# WHAT THE EXERCISE ASKS:
Read the records below. Copy each line where the string "image" occurs.

# INPUT RECORDS:
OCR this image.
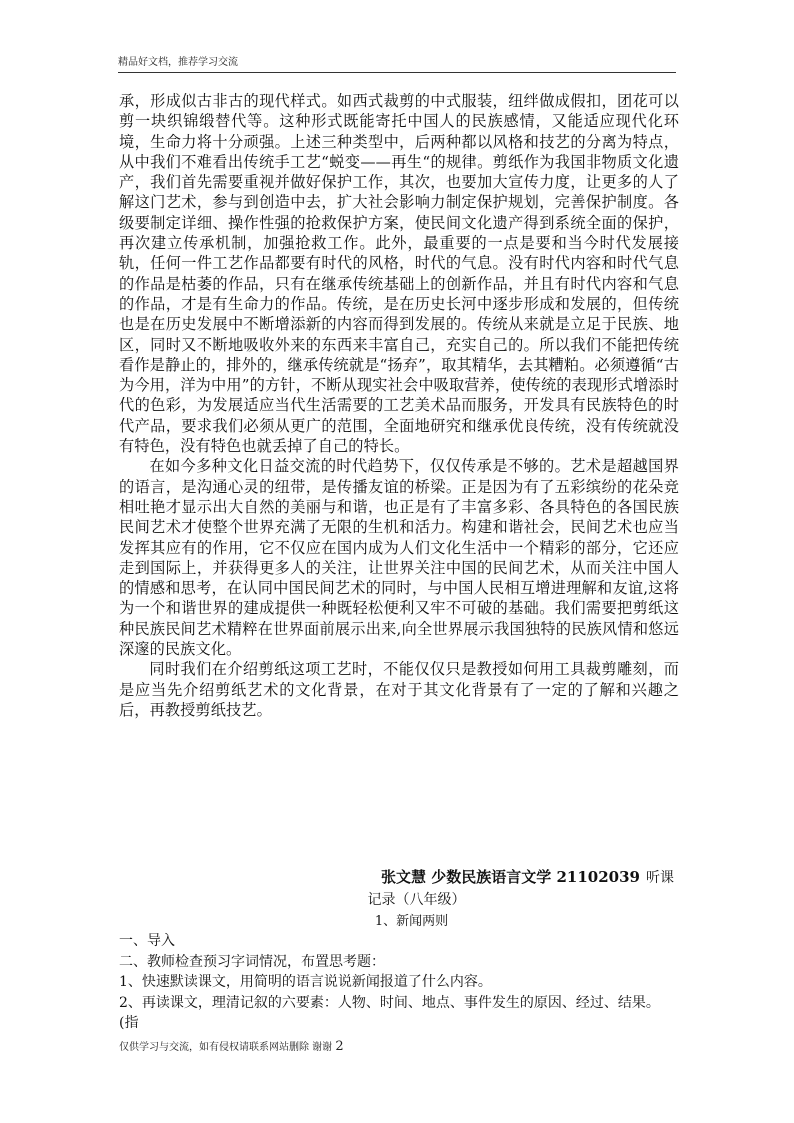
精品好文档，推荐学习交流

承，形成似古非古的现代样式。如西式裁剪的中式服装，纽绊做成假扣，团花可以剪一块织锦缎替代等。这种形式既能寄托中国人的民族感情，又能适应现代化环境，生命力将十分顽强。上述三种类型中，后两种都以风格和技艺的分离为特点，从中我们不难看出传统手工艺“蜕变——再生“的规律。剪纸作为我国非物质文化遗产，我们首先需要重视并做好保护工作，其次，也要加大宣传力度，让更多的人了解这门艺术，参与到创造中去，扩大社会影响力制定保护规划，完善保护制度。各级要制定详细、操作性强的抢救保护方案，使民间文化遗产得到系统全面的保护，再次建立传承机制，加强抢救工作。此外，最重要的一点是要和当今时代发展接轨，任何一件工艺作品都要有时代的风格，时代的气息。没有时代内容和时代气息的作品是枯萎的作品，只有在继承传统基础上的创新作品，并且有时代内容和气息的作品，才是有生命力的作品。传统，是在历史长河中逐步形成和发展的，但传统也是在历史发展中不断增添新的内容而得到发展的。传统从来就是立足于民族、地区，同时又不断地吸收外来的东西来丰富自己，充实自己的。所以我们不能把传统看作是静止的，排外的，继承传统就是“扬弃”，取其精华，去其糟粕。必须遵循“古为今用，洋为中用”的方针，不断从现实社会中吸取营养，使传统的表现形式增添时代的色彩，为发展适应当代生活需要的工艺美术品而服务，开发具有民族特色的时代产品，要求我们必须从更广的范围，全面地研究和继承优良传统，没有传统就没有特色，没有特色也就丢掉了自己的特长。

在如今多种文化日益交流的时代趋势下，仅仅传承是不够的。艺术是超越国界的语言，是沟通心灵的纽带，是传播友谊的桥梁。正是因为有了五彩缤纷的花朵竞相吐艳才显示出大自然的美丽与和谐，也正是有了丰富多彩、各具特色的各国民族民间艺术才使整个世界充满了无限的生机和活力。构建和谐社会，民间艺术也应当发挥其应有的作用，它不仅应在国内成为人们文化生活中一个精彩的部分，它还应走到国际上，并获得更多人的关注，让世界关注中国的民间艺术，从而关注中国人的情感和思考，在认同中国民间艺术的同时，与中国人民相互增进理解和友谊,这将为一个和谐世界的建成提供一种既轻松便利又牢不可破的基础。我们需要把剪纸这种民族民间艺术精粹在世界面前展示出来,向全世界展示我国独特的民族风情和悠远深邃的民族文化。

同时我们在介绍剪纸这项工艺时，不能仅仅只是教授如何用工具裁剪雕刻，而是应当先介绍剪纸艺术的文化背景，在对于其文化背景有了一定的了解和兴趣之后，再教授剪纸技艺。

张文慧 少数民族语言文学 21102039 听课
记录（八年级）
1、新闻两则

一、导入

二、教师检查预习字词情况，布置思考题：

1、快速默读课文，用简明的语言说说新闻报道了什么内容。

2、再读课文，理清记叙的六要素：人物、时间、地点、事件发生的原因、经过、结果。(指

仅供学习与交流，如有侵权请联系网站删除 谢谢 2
--
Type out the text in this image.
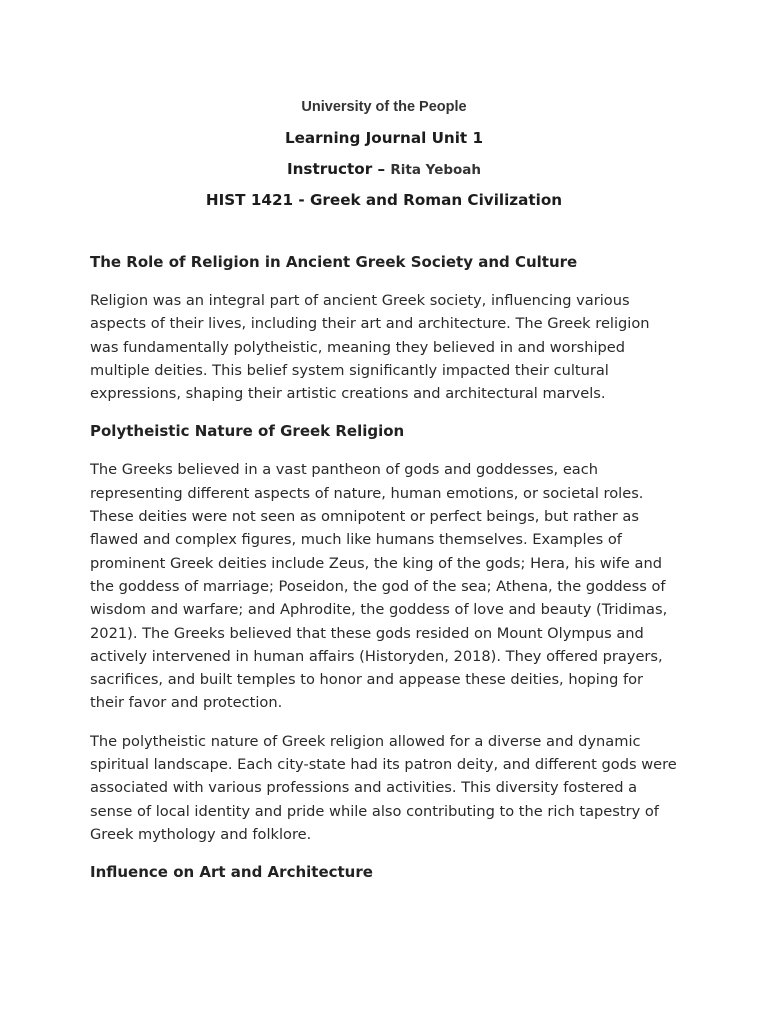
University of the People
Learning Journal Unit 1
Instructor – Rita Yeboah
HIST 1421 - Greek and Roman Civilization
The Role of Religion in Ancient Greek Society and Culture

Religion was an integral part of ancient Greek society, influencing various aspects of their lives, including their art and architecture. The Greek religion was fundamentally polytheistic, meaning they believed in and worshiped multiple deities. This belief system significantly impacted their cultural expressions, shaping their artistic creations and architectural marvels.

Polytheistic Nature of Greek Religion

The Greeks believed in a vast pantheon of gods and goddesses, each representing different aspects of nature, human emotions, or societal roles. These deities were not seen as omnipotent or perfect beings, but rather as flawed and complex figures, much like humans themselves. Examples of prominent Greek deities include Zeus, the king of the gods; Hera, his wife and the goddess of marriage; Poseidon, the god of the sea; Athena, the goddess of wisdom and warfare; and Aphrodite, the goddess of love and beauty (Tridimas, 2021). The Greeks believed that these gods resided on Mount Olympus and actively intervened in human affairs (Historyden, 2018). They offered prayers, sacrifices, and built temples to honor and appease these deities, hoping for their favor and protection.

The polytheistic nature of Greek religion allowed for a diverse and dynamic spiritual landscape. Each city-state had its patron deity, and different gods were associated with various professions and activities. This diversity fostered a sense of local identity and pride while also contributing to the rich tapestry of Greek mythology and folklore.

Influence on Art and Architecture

# ANSWER:
OCR this image.
Type out the text in this image.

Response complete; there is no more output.